* **Extracted data**:
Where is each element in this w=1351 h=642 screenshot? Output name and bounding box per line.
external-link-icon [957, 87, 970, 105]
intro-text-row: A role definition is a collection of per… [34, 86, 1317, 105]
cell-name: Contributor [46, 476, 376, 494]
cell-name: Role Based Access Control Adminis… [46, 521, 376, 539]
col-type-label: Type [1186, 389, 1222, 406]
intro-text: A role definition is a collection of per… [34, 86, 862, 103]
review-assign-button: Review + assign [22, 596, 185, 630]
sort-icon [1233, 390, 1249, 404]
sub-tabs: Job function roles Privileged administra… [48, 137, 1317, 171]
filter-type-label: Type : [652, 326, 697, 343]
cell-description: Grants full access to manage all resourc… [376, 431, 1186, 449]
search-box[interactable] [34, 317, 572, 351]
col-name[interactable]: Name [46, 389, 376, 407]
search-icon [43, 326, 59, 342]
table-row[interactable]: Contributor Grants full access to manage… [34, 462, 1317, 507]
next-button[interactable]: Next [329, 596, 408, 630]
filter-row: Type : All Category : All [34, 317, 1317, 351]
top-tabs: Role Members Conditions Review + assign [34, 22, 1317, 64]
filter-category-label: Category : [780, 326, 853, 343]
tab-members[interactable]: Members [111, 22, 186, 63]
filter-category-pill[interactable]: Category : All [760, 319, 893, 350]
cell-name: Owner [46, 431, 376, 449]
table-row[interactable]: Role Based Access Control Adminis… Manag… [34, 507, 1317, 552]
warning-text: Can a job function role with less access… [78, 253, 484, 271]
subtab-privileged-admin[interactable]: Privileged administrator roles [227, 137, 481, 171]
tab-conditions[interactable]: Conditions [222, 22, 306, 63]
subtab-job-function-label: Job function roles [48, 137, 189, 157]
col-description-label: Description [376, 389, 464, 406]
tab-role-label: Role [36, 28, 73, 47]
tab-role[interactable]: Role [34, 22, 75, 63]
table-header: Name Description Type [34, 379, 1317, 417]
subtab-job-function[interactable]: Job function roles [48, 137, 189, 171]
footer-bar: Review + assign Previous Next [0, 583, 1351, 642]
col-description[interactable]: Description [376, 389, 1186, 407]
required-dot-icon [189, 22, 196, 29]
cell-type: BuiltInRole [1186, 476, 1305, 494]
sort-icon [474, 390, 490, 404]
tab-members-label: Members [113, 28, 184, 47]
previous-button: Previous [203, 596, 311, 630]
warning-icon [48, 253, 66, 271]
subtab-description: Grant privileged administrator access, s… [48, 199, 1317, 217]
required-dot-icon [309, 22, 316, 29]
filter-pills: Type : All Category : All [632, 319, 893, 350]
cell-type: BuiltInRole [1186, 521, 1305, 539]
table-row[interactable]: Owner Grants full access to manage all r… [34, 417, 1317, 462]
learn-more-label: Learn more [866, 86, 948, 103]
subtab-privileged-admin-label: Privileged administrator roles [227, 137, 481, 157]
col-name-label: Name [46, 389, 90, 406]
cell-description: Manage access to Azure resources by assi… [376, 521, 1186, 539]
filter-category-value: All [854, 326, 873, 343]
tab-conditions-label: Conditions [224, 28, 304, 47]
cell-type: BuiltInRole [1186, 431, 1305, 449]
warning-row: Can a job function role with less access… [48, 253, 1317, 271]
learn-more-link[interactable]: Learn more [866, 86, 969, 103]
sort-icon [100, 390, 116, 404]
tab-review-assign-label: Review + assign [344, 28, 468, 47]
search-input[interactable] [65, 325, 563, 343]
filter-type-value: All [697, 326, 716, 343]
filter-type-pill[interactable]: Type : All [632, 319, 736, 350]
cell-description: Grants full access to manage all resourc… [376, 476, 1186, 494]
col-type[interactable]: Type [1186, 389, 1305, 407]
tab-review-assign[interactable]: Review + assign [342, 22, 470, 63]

* **Goal**: Rewrite the whole listing with each "BuiltInRole" changed to "CustomRole" and every other line kept the same.

* **Answer below**:
Where is each element in this w=1351 h=642 screenshot? Output name and bounding box per line.
external-link-icon [957, 87, 970, 105]
intro-text-row: A role definition is a collection of per… [34, 86, 1317, 105]
cell-name: Contributor [46, 476, 376, 494]
cell-name: Role Based Access Control Adminis… [46, 521, 376, 539]
col-type-label: Type [1186, 389, 1222, 406]
intro-text: A role definition is a collection of per… [34, 86, 862, 103]
review-assign-button: Review + assign [22, 596, 185, 630]
sort-icon [1233, 390, 1249, 404]
sub-tabs: Job function roles Privileged administra… [48, 137, 1317, 171]
filter-type-label: Type : [652, 326, 697, 343]
cell-description: Grants full access to manage all resourc… [376, 431, 1186, 449]
search-box[interactable] [34, 317, 572, 351]
col-name[interactable]: Name [46, 389, 376, 407]
search-icon [43, 326, 59, 342]
table-row[interactable]: Contributor Grants full access to manage… [34, 462, 1317, 507]
next-button[interactable]: Next [329, 596, 408, 630]
filter-row: Type : All Category : All [34, 317, 1317, 351]
top-tabs: Role Members Conditions Review + assign [34, 22, 1317, 64]
filter-category-label: Category : [780, 326, 853, 343]
tab-members[interactable]: Members [111, 22, 186, 63]
filter-category-pill[interactable]: Category : All [760, 319, 893, 350]
cell-name: Owner [46, 431, 376, 449]
table-row[interactable]: Role Based Access Control Adminis… Manag… [34, 507, 1317, 552]
warning-text: Can a job function role with less access… [78, 253, 484, 271]
subtab-privileged-admin[interactable]: Privileged administrator roles [227, 137, 481, 171]
tab-conditions[interactable]: Conditions [222, 22, 306, 63]
subtab-job-function-label: Job function roles [48, 137, 189, 157]
col-description-label: Description [376, 389, 464, 406]
tab-role-label: Role [36, 28, 73, 47]
tab-role[interactable]: Role [34, 22, 75, 63]
table-header: Name Description Type [34, 379, 1317, 417]
subtab-job-function[interactable]: Job function roles [48, 137, 189, 171]
footer-bar: Review + assign Previous Next [0, 583, 1351, 642]
col-description[interactable]: Description [376, 389, 1186, 407]
required-dot-icon [189, 22, 196, 29]
cell-type: CustomRole [1186, 476, 1305, 494]
sort-icon [474, 390, 490, 404]
tab-members-label: Members [113, 28, 184, 47]
previous-button: Previous [203, 596, 311, 630]
warning-icon [48, 253, 66, 271]
subtab-description: Grant privileged administrator access, s… [48, 199, 1317, 217]
required-dot-icon [309, 22, 316, 29]
filter-pills: Type : All Category : All [632, 319, 893, 350]
cell-type: CustomRole [1186, 521, 1305, 539]
table-row[interactable]: Owner Grants full access to manage all r… [34, 417, 1317, 462]
learn-more-label: Learn more [866, 86, 948, 103]
subtab-privileged-admin-label: Privileged administrator roles [227, 137, 481, 157]
col-name-label: Name [46, 389, 90, 406]
cell-description: Manage access to Azure resources by assi… [376, 521, 1186, 539]
filter-category-value: All [854, 326, 873, 343]
tab-conditions-label: Conditions [224, 28, 304, 47]
cell-type: CustomRole [1186, 431, 1305, 449]
warning-row: Can a job function role with less access… [48, 253, 1317, 271]
learn-more-link[interactable]: Learn more [866, 86, 969, 103]
sort-icon [100, 390, 116, 404]
tab-review-assign-label: Review + assign [344, 28, 468, 47]
search-input[interactable] [65, 325, 563, 343]
filter-type-value: All [697, 326, 716, 343]
filter-type-pill[interactable]: Type : All [632, 319, 736, 350]
cell-description: Grants full access to manage all resourc… [376, 476, 1186, 494]
col-type[interactable]: Type [1186, 389, 1305, 407]
tab-review-assign[interactable]: Review + assign [342, 22, 470, 63]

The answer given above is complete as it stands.